Lines of data
● ● ● ● ●

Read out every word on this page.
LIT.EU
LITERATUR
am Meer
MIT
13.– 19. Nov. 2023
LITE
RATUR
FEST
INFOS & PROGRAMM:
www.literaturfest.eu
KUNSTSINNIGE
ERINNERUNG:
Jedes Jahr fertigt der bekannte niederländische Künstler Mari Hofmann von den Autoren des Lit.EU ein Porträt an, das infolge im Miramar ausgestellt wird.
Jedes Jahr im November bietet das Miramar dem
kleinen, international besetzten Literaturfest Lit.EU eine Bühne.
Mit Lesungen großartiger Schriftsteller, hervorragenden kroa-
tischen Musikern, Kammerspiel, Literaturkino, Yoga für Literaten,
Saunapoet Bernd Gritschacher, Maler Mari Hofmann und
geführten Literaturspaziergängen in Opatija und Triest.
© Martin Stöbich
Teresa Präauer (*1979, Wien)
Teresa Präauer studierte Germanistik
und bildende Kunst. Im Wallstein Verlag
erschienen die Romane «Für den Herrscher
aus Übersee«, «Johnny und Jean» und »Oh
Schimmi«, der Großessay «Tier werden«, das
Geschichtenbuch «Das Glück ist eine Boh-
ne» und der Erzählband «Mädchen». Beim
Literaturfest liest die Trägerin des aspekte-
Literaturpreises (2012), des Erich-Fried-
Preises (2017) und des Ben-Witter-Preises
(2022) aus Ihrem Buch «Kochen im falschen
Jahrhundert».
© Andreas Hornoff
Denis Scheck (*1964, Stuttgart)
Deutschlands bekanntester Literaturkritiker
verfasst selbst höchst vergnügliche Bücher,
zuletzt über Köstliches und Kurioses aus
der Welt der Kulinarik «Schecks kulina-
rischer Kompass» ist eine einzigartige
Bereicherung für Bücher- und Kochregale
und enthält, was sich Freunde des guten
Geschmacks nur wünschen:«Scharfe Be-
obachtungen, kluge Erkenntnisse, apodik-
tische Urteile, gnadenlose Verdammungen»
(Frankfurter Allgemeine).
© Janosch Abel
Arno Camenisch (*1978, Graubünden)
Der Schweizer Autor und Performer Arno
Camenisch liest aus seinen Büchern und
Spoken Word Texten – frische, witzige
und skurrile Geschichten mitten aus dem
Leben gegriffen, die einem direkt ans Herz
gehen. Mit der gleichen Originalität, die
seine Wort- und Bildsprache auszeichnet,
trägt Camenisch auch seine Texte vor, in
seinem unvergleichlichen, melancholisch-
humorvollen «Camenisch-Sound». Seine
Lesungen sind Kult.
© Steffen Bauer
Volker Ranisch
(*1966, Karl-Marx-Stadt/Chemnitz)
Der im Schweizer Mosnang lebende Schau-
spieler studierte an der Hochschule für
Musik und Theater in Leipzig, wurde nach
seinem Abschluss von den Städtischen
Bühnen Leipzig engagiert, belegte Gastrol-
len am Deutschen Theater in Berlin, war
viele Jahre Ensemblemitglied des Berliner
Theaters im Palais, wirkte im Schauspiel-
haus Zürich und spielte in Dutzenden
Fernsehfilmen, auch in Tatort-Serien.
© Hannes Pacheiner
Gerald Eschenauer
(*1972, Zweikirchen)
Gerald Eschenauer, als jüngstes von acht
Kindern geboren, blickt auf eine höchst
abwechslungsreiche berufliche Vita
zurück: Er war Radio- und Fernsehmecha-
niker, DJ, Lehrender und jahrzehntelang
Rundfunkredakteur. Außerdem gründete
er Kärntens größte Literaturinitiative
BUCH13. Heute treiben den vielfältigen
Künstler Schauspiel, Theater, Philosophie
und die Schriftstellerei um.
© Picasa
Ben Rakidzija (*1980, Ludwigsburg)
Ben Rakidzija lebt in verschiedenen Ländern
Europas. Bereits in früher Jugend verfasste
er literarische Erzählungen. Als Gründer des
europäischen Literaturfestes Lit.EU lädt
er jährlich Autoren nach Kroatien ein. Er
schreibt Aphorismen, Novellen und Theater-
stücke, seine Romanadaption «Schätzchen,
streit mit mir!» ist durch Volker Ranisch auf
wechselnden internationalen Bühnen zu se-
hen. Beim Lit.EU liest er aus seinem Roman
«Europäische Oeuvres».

● ● ● ● ●

Exercise: Type the material above out again, exactly.

Correct answer:
Read out every word on this page.
LIT.EU
LITERATUR
am Meer
MIT
13.– 19. Nov. 2023
LITE
RATUR
FEST
INFOS & PROGRAMM:
www.literaturfest.eu
KUNSTSINNIGE
ERINNERUNG:
Jedes Jahr fertigt der bekannte niederländische Künstler Mari Hofmann von den Autoren des Lit.EU ein Porträt an, das infolge im Miramar ausgestellt wird.
Jedes Jahr im November bietet das Miramar dem
kleinen, international besetzten Literaturfest Lit.EU eine Bühne.
Mit Lesungen großartiger Schriftsteller, hervorragenden kroa-
tischen Musikern, Kammerspiel, Literaturkino, Yoga für Literaten,
Saunapoet Bernd Gritschacher, Maler Mari Hofmann und
geführten Literaturspaziergängen in Opatija und Triest.
© Martin Stöbich
Teresa Präauer (*1979, Wien)
Teresa Präauer studierte Germanistik
und bildende Kunst. Im Wallstein Verlag
erschienen die Romane «Für den Herrscher
aus Übersee«, «Johnny und Jean» und »Oh
Schimmi«, der Großessay «Tier werden«, das
Geschichtenbuch «Das Glück ist eine Boh-
ne» und der Erzählband «Mädchen». Beim
Literaturfest liest die Trägerin des aspekte-
Literaturpreises (2012), des Erich-Fried-
Preises (2017) und des Ben-Witter-Preises
(2022) aus Ihrem Buch «Kochen im falschen
Jahrhundert».
© Andreas Hornoff
Denis Scheck (*1964, Stuttgart)
Deutschlands bekanntester Literaturkritiker
verfasst selbst höchst vergnügliche Bücher,
zuletzt über Köstliches und Kurioses aus
der Welt der Kulinarik «Schecks kulina-
rischer Kompass» ist eine einzigartige
Bereicherung für Bücher- und Kochregale
und enthält, was sich Freunde des guten
Geschmacks nur wünschen:«Scharfe Be-
obachtungen, kluge Erkenntnisse, apodik-
tische Urteile, gnadenlose Verdammungen»
(Frankfurter Allgemeine).
© Janosch Abel
Arno Camenisch (*1978, Graubünden)
Der Schweizer Autor und Performer Arno
Camenisch liest aus seinen Büchern und
Spoken Word Texten – frische, witzige
und skurrile Geschichten mitten aus dem
Leben gegriffen, die einem direkt ans Herz
gehen. Mit der gleichen Originalität, die
seine Wort- und Bildsprache auszeichnet,
trägt Camenisch auch seine Texte vor, in
seinem unvergleichlichen, melancholisch-
humorvollen «Camenisch-Sound». Seine
Lesungen sind Kult.
© Steffen Bauer
Volker Ranisch
(*1966, Karl-Marx-Stadt/Chemnitz)
Der im Schweizer Mosnang lebende Schau-
spieler studierte an der Hochschule für
Musik und Theater in Leipzig, wurde nach
seinem Abschluss von den Städtischen
Bühnen Leipzig engagiert, belegte Gastrol-
len am Deutschen Theater in Berlin, war
viele Jahre Ensemblemitglied des Berliner
Theaters im Palais, wirkte im Schauspiel-
haus Zürich und spielte in Dutzenden
Fernsehfilmen, auch in Tatort-Serien.
© Hannes Pacheiner
Gerald Eschenauer
(*1972, Zweikirchen)
Gerald Eschenauer, als jüngstes von acht
Kindern geboren, blickt auf eine höchst
abwechslungsreiche berufliche Vita
zurück: Er war Radio- und Fernsehmecha-
niker, DJ, Lehrender und jahrzehntelang
Rundfunkredakteur. Außerdem gründete
er Kärntens größte Literaturinitiative
BUCH13. Heute treiben den vielfältigen
Künstler Schauspiel, Theater, Philosophie
und die Schriftstellerei um.
© Picasa
Ben Rakidzija (*1980, Ludwigsburg)
Ben Rakidzija lebt in verschiedenen Ländern
Europas. Bereits in früher Jugend verfasste
er literarische Erzählungen. Als Gründer des
europäischen Literaturfestes Lit.EU lädt
er jährlich Autoren nach Kroatien ein. Er
schreibt Aphorismen, Novellen und Theater-
stücke, seine Romanadaption «Schätzchen,
streit mit mir!» ist durch Volker Ranisch auf
wechselnden internationalen Bühnen zu se-
hen. Beim Lit.EU liest er aus seinem Roman
«Europäische Oeuvres».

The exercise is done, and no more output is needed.